Every line of the records must be repeated exactly; pictures stay out.
◇ ◇ ◇ ◇ ◇
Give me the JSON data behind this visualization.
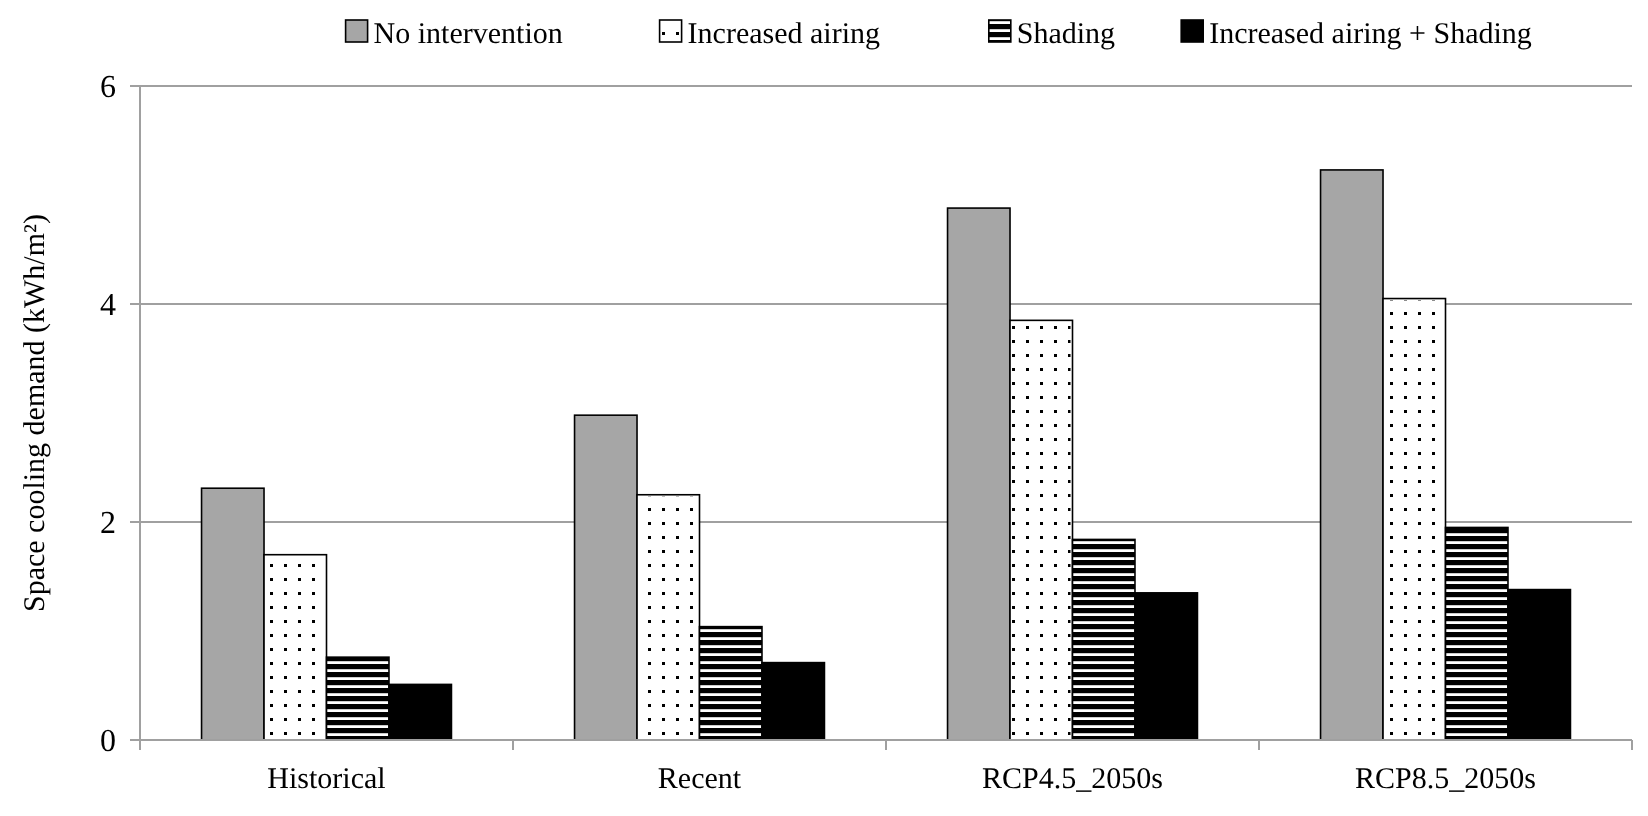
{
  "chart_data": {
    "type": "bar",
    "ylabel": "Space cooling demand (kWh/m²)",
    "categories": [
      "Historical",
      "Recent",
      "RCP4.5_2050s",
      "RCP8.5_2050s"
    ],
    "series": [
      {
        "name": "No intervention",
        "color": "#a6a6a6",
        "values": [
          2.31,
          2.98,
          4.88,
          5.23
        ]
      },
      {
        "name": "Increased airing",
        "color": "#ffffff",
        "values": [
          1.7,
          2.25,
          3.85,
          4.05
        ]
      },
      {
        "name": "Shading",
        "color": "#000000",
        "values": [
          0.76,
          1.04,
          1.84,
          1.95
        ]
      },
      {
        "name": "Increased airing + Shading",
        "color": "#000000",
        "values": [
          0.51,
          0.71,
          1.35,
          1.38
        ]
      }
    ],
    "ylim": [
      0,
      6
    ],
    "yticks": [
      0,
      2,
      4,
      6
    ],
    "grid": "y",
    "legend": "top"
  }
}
◇ ◇ ◇ ◇ ◇
- _THE ANSWER_:
Give me the JSON data behind this visualization.
{
  "chart_data": {
    "type": "bar",
    "ylabel": "Space cooling demand (kWh/m²)",
    "categories": [
      "Historical",
      "Recent",
      "RCP4.5_2050s",
      "RCP8.5_2050s"
    ],
    "series": [
      {
        "name": "No intervention",
        "color": "#a6a6a6",
        "values": [
          2.31,
          2.98,
          4.88,
          5.23
        ]
      },
      {
        "name": "Increased airing",
        "color": "#ffffff",
        "values": [
          1.7,
          2.25,
          3.85,
          4.05
        ]
      },
      {
        "name": "Shading",
        "color": "#000000",
        "values": [
          0.76,
          1.04,
          1.84,
          1.95
        ]
      },
      {
        "name": "Increased airing + Shading",
        "color": "#000000",
        "values": [
          0.51,
          0.71,
          1.35,
          1.38
        ]
      }
    ],
    "ylim": [
      0,
      6
    ],
    "yticks": [
      0,
      2,
      4,
      6
    ],
    "grid": "y",
    "legend": "top"
  }
}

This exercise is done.